Omit all images, then return the remaining material exactly as it stands.

**Source records**
------

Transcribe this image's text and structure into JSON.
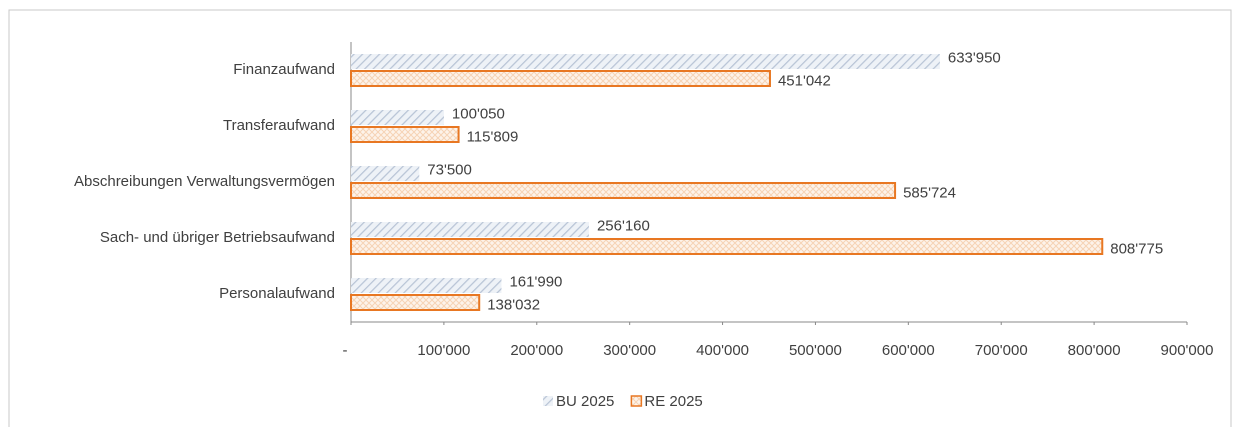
{
  "chart_data": {
    "type": "hbar",
    "categories": [
      "Finanzaufwand",
      "Transferaufwand",
      "Abschreibungen Verwaltungsvermögen",
      "Sach- und übriger Betriebsaufwand",
      "Personalaufwand"
    ],
    "series": [
      {
        "name": "BU 2025",
        "color": "#c9d3e2",
        "values": [
          633950,
          100050,
          73500,
          256160,
          161990
        ],
        "value_labels": [
          "633'950",
          "100'050",
          "73'500",
          "256'160",
          "161'990"
        ]
      },
      {
        "name": "RE 2025",
        "color": "#e87722",
        "values": [
          451042,
          115809,
          585724,
          808775,
          138032
        ],
        "value_labels": [
          "451'042",
          "115'809",
          "585'724",
          "808'775",
          "138'032"
        ]
      }
    ],
    "xlim": [
      0,
      900000
    ],
    "xticks": [
      {
        "value": 0,
        "label": "-"
      },
      {
        "value": 100000,
        "label": "100'000"
      },
      {
        "value": 200000,
        "label": "200'000"
      },
      {
        "value": 300000,
        "label": "300'000"
      },
      {
        "value": 400000,
        "label": "400'000"
      },
      {
        "value": 500000,
        "label": "500'000"
      },
      {
        "value": 600000,
        "label": "600'000"
      },
      {
        "value": 700000,
        "label": "700'000"
      },
      {
        "value": 800000,
        "label": "800'000"
      },
      {
        "value": 900000,
        "label": "900'000"
      }
    ],
    "grid": false,
    "legend": "bottom"
  }
}
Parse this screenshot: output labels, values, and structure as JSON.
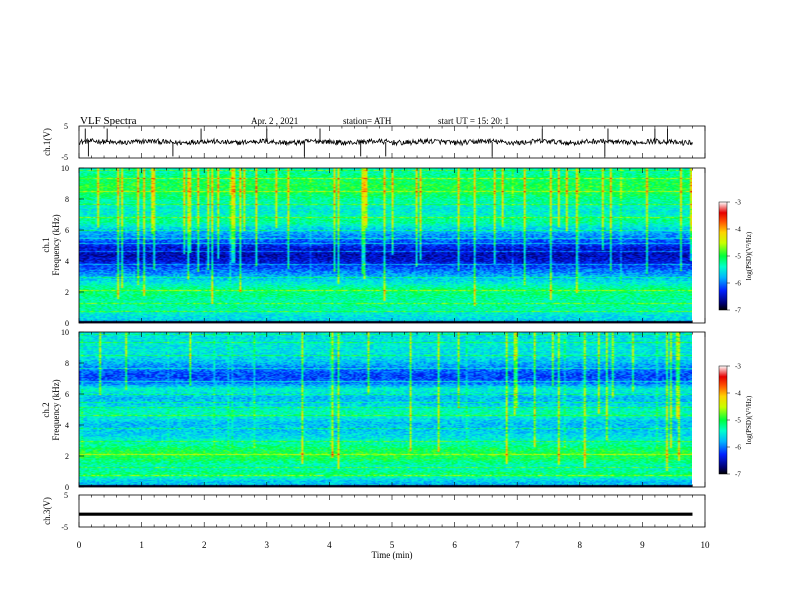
{
  "header": {
    "title": "VLF  Spectra",
    "date": "Apr. 2   , 2021",
    "station": "station= ATH",
    "start_ut": "start  UT  =    15: 20: 1"
  },
  "chart_data": [
    {
      "type": "line",
      "panel": "ch1-waveform",
      "ylabel": "ch.1(V)",
      "ylim": [
        -5,
        5
      ],
      "yticks": [
        "5",
        "-5"
      ],
      "xlim": [
        0,
        10
      ],
      "baseline": 0,
      "spike_times": [
        0.1,
        0.15,
        0.45,
        1.5,
        1.95,
        3.0,
        3.6,
        3.85,
        4.5,
        4.9,
        6.6,
        7.4,
        8.4,
        8.45,
        9.2,
        9.4
      ]
    },
    {
      "type": "heatmap",
      "panel": "ch1-spectrogram",
      "ylabel": "ch.1",
      "ylabel2": "Frequency  (kHz)",
      "ylim": [
        0,
        10
      ],
      "yticks": [
        "0",
        "2",
        "4",
        "6",
        "8",
        "10"
      ],
      "xlim": [
        0,
        10
      ],
      "data_end_min": 9.8,
      "colorbar": {
        "label": "log(PSD)(V²/Hz)",
        "ticks": [
          "-3",
          "-4",
          "-5",
          "-6",
          "-7"
        ],
        "range": [
          -7,
          -3
        ]
      }
    },
    {
      "type": "heatmap",
      "panel": "ch2-spectrogram",
      "ylabel": "ch.2",
      "ylabel2": "Frequency  (kHz)",
      "ylim": [
        0,
        10
      ],
      "yticks": [
        "0",
        "2",
        "4",
        "6",
        "8",
        "10"
      ],
      "xlim": [
        0,
        10
      ],
      "data_end_min": 9.8,
      "colorbar": {
        "label": "log(PSD)(V²/Hz)",
        "ticks": [
          "-3",
          "-4",
          "-5",
          "-6",
          "-7"
        ],
        "range": [
          -7,
          -3
        ]
      }
    },
    {
      "type": "line",
      "panel": "ch3-waveform",
      "ylabel": "ch.3(V)",
      "ylim": [
        -5,
        5
      ],
      "yticks": [
        "5",
        "-5"
      ],
      "xlim": [
        0,
        10
      ],
      "baseline": -1,
      "xlabel": "Time  (min)",
      "xticks": [
        "0",
        "1",
        "2",
        "3",
        "4",
        "5",
        "6",
        "7",
        "8",
        "9",
        "10"
      ]
    }
  ]
}
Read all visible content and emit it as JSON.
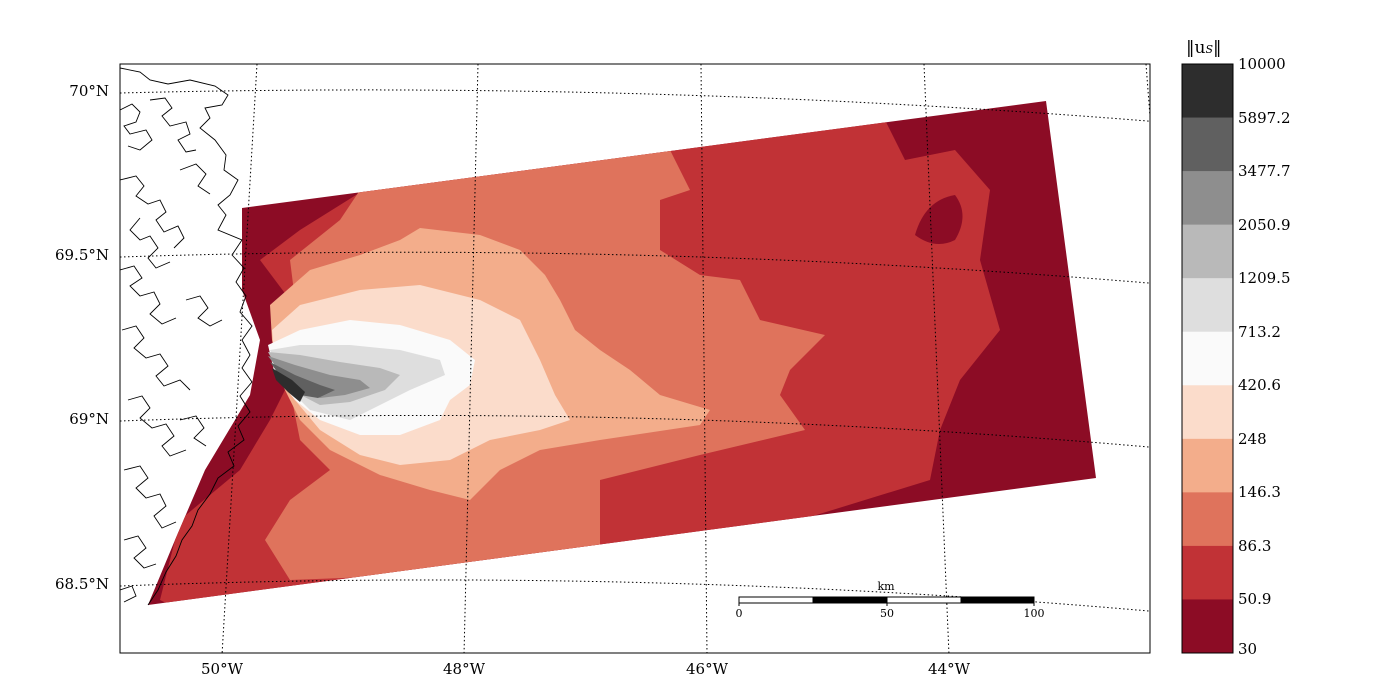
{
  "map": {
    "lat_labels": [
      "70°N",
      "69.5°N",
      "69°N",
      "68.5°N"
    ],
    "lon_labels": [
      "50°W",
      "48°W",
      "46°W",
      "44°W"
    ],
    "scalebar": {
      "unit": "km",
      "ticks": [
        "0",
        "50",
        "100"
      ]
    }
  },
  "colorbar": {
    "title": "‖u",
    "title_sub": "S",
    "title_end": "‖",
    "levels": [
      "10000",
      "5897.2",
      "3477.7",
      "2050.9",
      "1209.5",
      "713.2",
      "420.6",
      "248",
      "146.3",
      "86.3",
      "50.9",
      "30"
    ],
    "colors": [
      "#2d2d2d",
      "#606060",
      "#8e8e8e",
      "#b9b9b9",
      "#dedede",
      "#fafafa",
      "#fbdccb",
      "#f3ad8b",
      "#df735c",
      "#c13236",
      "#8c0c25"
    ]
  },
  "field_colors": {
    "c30": "#8c0c25",
    "c51": "#c13236",
    "c86": "#df735c",
    "c146": "#f3ad8b",
    "c248": "#fbdccb",
    "c421": "#fafafa",
    "c713": "#dedede",
    "c1210": "#b9b9b9",
    "c2051": "#8e8e8e",
    "c3478": "#606060",
    "c5897": "#2d2d2d"
  }
}
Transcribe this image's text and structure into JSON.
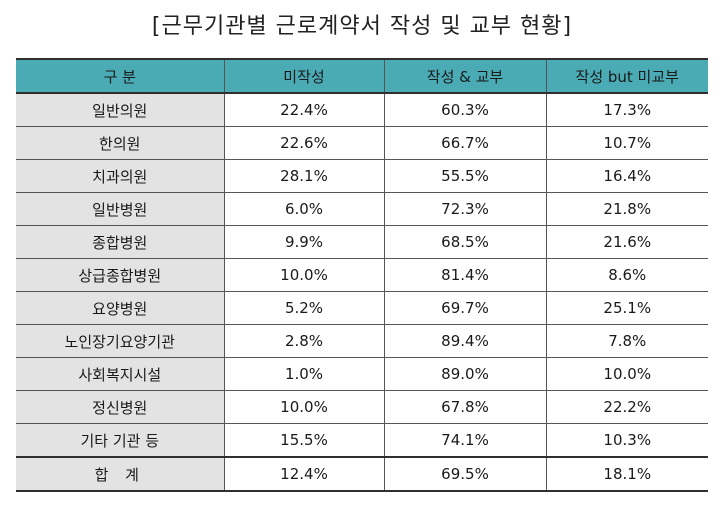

------

**Exercise output**
Transcribe this image's text and structure into JSON.
{
  "chart_data": {
    "type": "hbar",
    "categories": [
      "Finanzaufwand",
      "Transferaufwand",
      "Abschreibungen Verwaltungsvermögen",
      "Sach- und übriger Betriebsaufwand",
      "Personalaufwand"
    ],
    "series": [
      {
        "name": "BU 2025",
        "color": "#c9d3e2",
        "values": [
          633950,
          100050,
          73500,
          256160,
          161990
        ],
        "value_labels": [
          "633'950",
          "100'050",
          "73'500",
          "256'160",
          "161'990"
        ]
      },
      {
        "name": "RE 2025",
        "color": "#e87722",
        "values": [
          451042,
          115809,
          585724,
          808775,
          138032
        ],
        "value_labels": [
          "451'042",
          "115'809",
          "585'724",
          "808'775",
          "138'032"
        ]
      }
    ],
    "xlim": [
      0,
      900000
    ],
    "xticks": [
      {
        "value": 0,
        "label": "-"
      },
      {
        "value": 100000,
        "label": "100'000"
      },
      {
        "value": 200000,
        "label": "200'000"
      },
      {
        "value": 300000,
        "label": "300'000"
      },
      {
        "value": 400000,
        "label": "400'000"
      },
      {
        "value": 500000,
        "label": "500'000"
      },
      {
        "value": 600000,
        "label": "600'000"
      },
      {
        "value": 700000,
        "label": "700'000"
      },
      {
        "value": 800000,
        "label": "800'000"
      },
      {
        "value": 900000,
        "label": "900'000"
      }
    ],
    "grid": false,
    "legend": "bottom"
  }
}
Parse this screenshot: output labels, values, and structure as JSON.
{
  "header": {
    "title": "VLF  Spectra",
    "date": "Apr. 2   , 2021",
    "station": "station= ATH",
    "start_ut": "start  UT  =    15: 20: 1"
  },
  "chart_data": [
    {
      "type": "line",
      "panel": "ch1-waveform",
      "ylabel": "ch.1(V)",
      "ylim": [
        -5,
        5
      ],
      "yticks": [
        "5",
        "-5"
      ],
      "xlim": [
        0,
        10
      ],
      "baseline": 0,
      "spike_times": [
        0.1,
        0.15,
        0.45,
        1.5,
        1.95,
        3.0,
        3.6,
        3.85,
        4.5,
        4.9,
        6.6,
        7.4,
        8.4,
        8.45,
        9.2,
        9.4
      ]
    },
    {
      "type": "heatmap",
      "panel": "ch1-spectrogram",
      "ylabel": "ch.1",
      "ylabel2": "Frequency  (kHz)",
      "ylim": [
        0,
        10
      ],
      "yticks": [
        "0",
        "2",
        "4",
        "6",
        "8",
        "10"
      ],
      "xlim": [
        0,
        10
      ],
      "data_end_min": 9.8,
      "colorbar": {
        "label": "log(PSD)(V²/Hz)",
        "ticks": [
          "-3",
          "-4",
          "-5",
          "-6",
          "-7"
        ],
        "range": [
          -7,
          -3
        ]
      }
    },
    {
      "type": "heatmap",
      "panel": "ch2-spectrogram",
      "ylabel": "ch.2",
      "ylabel2": "Frequency  (kHz)",
      "ylim": [
        0,
        10
      ],
      "yticks": [
        "0",
        "2",
        "4",
        "6",
        "8",
        "10"
      ],
      "xlim": [
        0,
        10
      ],
      "data_end_min": 9.8,
      "colorbar": {
        "label": "log(PSD)(V²/Hz)",
        "ticks": [
          "-3",
          "-4",
          "-5",
          "-6",
          "-7"
        ],
        "range": [
          -7,
          -3
        ]
      }
    },
    {
      "type": "line",
      "panel": "ch3-waveform",
      "ylabel": "ch.3(V)",
      "ylim": [
        -5,
        5
      ],
      "yticks": [
        "5",
        "-5"
      ],
      "xlim": [
        0,
        10
      ],
      "baseline": -1,
      "xlabel": "Time  (min)",
      "xticks": [
        "0",
        "1",
        "2",
        "3",
        "4",
        "5",
        "6",
        "7",
        "8",
        "9",
        "10"
      ]
    }
  ]
}
Read all visible content and emit it as JSON.
{
  "map": {
    "lat_labels": [
      "70°N",
      "69.5°N",
      "69°N",
      "68.5°N"
    ],
    "lon_labels": [
      "50°W",
      "48°W",
      "46°W",
      "44°W"
    ],
    "scalebar": {
      "unit": "km",
      "ticks": [
        "0",
        "50",
        "100"
      ]
    }
  },
  "colorbar": {
    "title": "‖u",
    "title_sub": "S",
    "title_end": "‖",
    "levels": [
      "10000",
      "5897.2",
      "3477.7",
      "2050.9",
      "1209.5",
      "713.2",
      "420.6",
      "248",
      "146.3",
      "86.3",
      "50.9",
      "30"
    ],
    "colors": [
      "#2d2d2d",
      "#606060",
      "#8e8e8e",
      "#b9b9b9",
      "#dedede",
      "#fafafa",
      "#fbdccb",
      "#f3ad8b",
      "#df735c",
      "#c13236",
      "#8c0c25"
    ]
  },
  "field_colors": {
    "c30": "#8c0c25",
    "c51": "#c13236",
    "c86": "#df735c",
    "c146": "#f3ad8b",
    "c248": "#fbdccb",
    "c421": "#fafafa",
    "c713": "#dedede",
    "c1210": "#b9b9b9",
    "c2051": "#8e8e8e",
    "c3478": "#606060",
    "c5897": "#2d2d2d"
  }
}
Transcribe this image's text and structure into JSON.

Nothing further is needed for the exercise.